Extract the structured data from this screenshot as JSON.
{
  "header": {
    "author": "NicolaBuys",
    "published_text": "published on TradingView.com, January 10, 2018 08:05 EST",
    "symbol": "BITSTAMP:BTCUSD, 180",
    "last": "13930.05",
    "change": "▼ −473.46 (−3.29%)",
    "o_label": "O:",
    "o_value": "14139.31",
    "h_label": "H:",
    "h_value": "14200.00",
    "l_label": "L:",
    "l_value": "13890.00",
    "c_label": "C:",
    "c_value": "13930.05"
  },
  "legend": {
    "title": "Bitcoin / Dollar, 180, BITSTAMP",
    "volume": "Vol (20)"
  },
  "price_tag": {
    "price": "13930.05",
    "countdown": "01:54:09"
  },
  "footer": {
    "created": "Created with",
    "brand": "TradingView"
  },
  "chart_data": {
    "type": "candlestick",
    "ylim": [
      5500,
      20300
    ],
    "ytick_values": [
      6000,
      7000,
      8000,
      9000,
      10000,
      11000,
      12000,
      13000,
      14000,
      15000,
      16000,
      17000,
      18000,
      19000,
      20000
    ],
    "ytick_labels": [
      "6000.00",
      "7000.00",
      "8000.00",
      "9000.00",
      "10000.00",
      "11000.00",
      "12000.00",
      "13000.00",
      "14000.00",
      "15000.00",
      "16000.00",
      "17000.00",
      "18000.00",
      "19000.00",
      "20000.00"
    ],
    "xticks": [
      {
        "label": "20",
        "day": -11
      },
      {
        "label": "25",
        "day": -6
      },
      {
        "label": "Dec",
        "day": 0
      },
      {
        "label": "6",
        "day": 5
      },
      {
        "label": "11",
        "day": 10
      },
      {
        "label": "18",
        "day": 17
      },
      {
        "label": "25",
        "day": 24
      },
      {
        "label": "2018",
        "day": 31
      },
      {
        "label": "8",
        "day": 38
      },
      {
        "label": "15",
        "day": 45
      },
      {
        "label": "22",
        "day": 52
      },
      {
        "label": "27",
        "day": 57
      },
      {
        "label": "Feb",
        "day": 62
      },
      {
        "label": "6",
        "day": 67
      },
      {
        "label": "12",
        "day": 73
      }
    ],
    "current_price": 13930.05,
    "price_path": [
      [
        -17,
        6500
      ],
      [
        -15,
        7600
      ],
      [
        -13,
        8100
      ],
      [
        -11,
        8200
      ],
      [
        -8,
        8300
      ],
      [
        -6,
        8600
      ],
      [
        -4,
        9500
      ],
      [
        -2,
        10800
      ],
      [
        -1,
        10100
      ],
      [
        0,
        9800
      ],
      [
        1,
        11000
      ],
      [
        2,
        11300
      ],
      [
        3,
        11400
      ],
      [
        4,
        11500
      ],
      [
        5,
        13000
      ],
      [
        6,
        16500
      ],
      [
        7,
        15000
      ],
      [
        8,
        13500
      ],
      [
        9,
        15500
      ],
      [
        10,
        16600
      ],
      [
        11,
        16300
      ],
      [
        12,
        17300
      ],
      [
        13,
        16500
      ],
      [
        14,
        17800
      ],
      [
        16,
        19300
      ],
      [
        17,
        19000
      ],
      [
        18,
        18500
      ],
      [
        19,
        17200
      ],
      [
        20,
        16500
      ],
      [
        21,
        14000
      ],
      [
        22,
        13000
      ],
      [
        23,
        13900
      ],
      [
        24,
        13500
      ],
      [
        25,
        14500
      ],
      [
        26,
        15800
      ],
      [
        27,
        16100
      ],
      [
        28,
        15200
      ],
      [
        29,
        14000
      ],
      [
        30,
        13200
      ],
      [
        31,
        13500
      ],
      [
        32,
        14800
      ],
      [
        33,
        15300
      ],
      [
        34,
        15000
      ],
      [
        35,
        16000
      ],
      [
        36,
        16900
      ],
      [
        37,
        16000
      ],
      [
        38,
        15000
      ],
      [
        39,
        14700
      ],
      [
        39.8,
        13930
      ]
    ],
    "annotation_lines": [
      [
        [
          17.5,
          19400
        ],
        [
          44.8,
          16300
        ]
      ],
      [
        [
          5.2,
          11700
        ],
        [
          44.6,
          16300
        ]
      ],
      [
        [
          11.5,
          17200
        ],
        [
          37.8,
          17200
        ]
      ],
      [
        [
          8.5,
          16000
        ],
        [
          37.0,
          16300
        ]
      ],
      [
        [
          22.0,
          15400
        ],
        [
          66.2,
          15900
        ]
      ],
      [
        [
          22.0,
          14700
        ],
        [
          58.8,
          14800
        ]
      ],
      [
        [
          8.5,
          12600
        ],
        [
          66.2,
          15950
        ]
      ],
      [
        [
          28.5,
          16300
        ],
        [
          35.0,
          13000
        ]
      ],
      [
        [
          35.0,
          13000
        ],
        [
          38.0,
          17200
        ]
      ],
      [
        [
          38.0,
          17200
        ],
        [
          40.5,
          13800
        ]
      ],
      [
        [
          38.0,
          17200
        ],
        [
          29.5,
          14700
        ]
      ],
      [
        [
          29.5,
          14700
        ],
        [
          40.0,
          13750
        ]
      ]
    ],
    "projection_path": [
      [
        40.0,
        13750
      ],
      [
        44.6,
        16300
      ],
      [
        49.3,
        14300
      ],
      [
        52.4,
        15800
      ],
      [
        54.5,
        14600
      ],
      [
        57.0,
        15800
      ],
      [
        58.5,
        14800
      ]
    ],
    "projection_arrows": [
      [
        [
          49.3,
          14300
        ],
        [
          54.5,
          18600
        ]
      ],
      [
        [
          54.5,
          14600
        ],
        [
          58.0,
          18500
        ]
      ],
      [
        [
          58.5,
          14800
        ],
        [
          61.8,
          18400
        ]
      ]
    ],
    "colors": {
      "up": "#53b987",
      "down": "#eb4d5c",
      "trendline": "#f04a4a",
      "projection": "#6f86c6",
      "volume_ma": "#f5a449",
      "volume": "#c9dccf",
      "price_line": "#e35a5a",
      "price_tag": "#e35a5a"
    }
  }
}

TASK TO COMPLETE: Go through the listing above and restate it word for word.

WRITTEN SOLUTION:
Extract the structured data from this screenshot as JSON.
{
  "header": {
    "author": "NicolaBuys",
    "published_text": "published on TradingView.com, January 10, 2018 08:05 EST",
    "symbol": "BITSTAMP:BTCUSD, 180",
    "last": "13930.05",
    "change": "▼ −473.46 (−3.29%)",
    "o_label": "O:",
    "o_value": "14139.31",
    "h_label": "H:",
    "h_value": "14200.00",
    "l_label": "L:",
    "l_value": "13890.00",
    "c_label": "C:",
    "c_value": "13930.05"
  },
  "legend": {
    "title": "Bitcoin / Dollar, 180, BITSTAMP",
    "volume": "Vol (20)"
  },
  "price_tag": {
    "price": "13930.05",
    "countdown": "01:54:09"
  },
  "footer": {
    "created": "Created with",
    "brand": "TradingView"
  },
  "chart_data": {
    "type": "candlestick",
    "ylim": [
      5500,
      20300
    ],
    "ytick_values": [
      6000,
      7000,
      8000,
      9000,
      10000,
      11000,
      12000,
      13000,
      14000,
      15000,
      16000,
      17000,
      18000,
      19000,
      20000
    ],
    "ytick_labels": [
      "6000.00",
      "7000.00",
      "8000.00",
      "9000.00",
      "10000.00",
      "11000.00",
      "12000.00",
      "13000.00",
      "14000.00",
      "15000.00",
      "16000.00",
      "17000.00",
      "18000.00",
      "19000.00",
      "20000.00"
    ],
    "xticks": [
      {
        "label": "20",
        "day": -11
      },
      {
        "label": "25",
        "day": -6
      },
      {
        "label": "Dec",
        "day": 0
      },
      {
        "label": "6",
        "day": 5
      },
      {
        "label": "11",
        "day": 10
      },
      {
        "label": "18",
        "day": 17
      },
      {
        "label": "25",
        "day": 24
      },
      {
        "label": "2018",
        "day": 31
      },
      {
        "label": "8",
        "day": 38
      },
      {
        "label": "15",
        "day": 45
      },
      {
        "label": "22",
        "day": 52
      },
      {
        "label": "27",
        "day": 57
      },
      {
        "label": "Feb",
        "day": 62
      },
      {
        "label": "6",
        "day": 67
      },
      {
        "label": "12",
        "day": 73
      }
    ],
    "current_price": 13930.05,
    "price_path": [
      [
        -17,
        6500
      ],
      [
        -15,
        7600
      ],
      [
        -13,
        8100
      ],
      [
        -11,
        8200
      ],
      [
        -8,
        8300
      ],
      [
        -6,
        8600
      ],
      [
        -4,
        9500
      ],
      [
        -2,
        10800
      ],
      [
        -1,
        10100
      ],
      [
        0,
        9800
      ],
      [
        1,
        11000
      ],
      [
        2,
        11300
      ],
      [
        3,
        11400
      ],
      [
        4,
        11500
      ],
      [
        5,
        13000
      ],
      [
        6,
        16500
      ],
      [
        7,
        15000
      ],
      [
        8,
        13500
      ],
      [
        9,
        15500
      ],
      [
        10,
        16600
      ],
      [
        11,
        16300
      ],
      [
        12,
        17300
      ],
      [
        13,
        16500
      ],
      [
        14,
        17800
      ],
      [
        16,
        19300
      ],
      [
        17,
        19000
      ],
      [
        18,
        18500
      ],
      [
        19,
        17200
      ],
      [
        20,
        16500
      ],
      [
        21,
        14000
      ],
      [
        22,
        13000
      ],
      [
        23,
        13900
      ],
      [
        24,
        13500
      ],
      [
        25,
        14500
      ],
      [
        26,
        15800
      ],
      [
        27,
        16100
      ],
      [
        28,
        15200
      ],
      [
        29,
        14000
      ],
      [
        30,
        13200
      ],
      [
        31,
        13500
      ],
      [
        32,
        14800
      ],
      [
        33,
        15300
      ],
      [
        34,
        15000
      ],
      [
        35,
        16000
      ],
      [
        36,
        16900
      ],
      [
        37,
        16000
      ],
      [
        38,
        15000
      ],
      [
        39,
        14700
      ],
      [
        39.8,
        13930
      ]
    ],
    "annotation_lines": [
      [
        [
          17.5,
          19400
        ],
        [
          44.8,
          16300
        ]
      ],
      [
        [
          5.2,
          11700
        ],
        [
          44.6,
          16300
        ]
      ],
      [
        [
          11.5,
          17200
        ],
        [
          37.8,
          17200
        ]
      ],
      [
        [
          8.5,
          16000
        ],
        [
          37.0,
          16300
        ]
      ],
      [
        [
          22.0,
          15400
        ],
        [
          66.2,
          15900
        ]
      ],
      [
        [
          22.0,
          14700
        ],
        [
          58.8,
          14800
        ]
      ],
      [
        [
          8.5,
          12600
        ],
        [
          66.2,
          15950
        ]
      ],
      [
        [
          28.5,
          16300
        ],
        [
          35.0,
          13000
        ]
      ],
      [
        [
          35.0,
          13000
        ],
        [
          38.0,
          17200
        ]
      ],
      [
        [
          38.0,
          17200
        ],
        [
          40.5,
          13800
        ]
      ],
      [
        [
          38.0,
          17200
        ],
        [
          29.5,
          14700
        ]
      ],
      [
        [
          29.5,
          14700
        ],
        [
          40.0,
          13750
        ]
      ]
    ],
    "projection_path": [
      [
        40.0,
        13750
      ],
      [
        44.6,
        16300
      ],
      [
        49.3,
        14300
      ],
      [
        52.4,
        15800
      ],
      [
        54.5,
        14600
      ],
      [
        57.0,
        15800
      ],
      [
        58.5,
        14800
      ]
    ],
    "projection_arrows": [
      [
        [
          49.3,
          14300
        ],
        [
          54.5,
          18600
        ]
      ],
      [
        [
          54.5,
          14600
        ],
        [
          58.0,
          18500
        ]
      ],
      [
        [
          58.5,
          14800
        ],
        [
          61.8,
          18400
        ]
      ]
    ],
    "colors": {
      "up": "#53b987",
      "down": "#eb4d5c",
      "trendline": "#f04a4a",
      "projection": "#6f86c6",
      "volume_ma": "#f5a449",
      "volume": "#c9dccf",
      "price_line": "#e35a5a",
      "price_tag": "#e35a5a"
    }
  }
}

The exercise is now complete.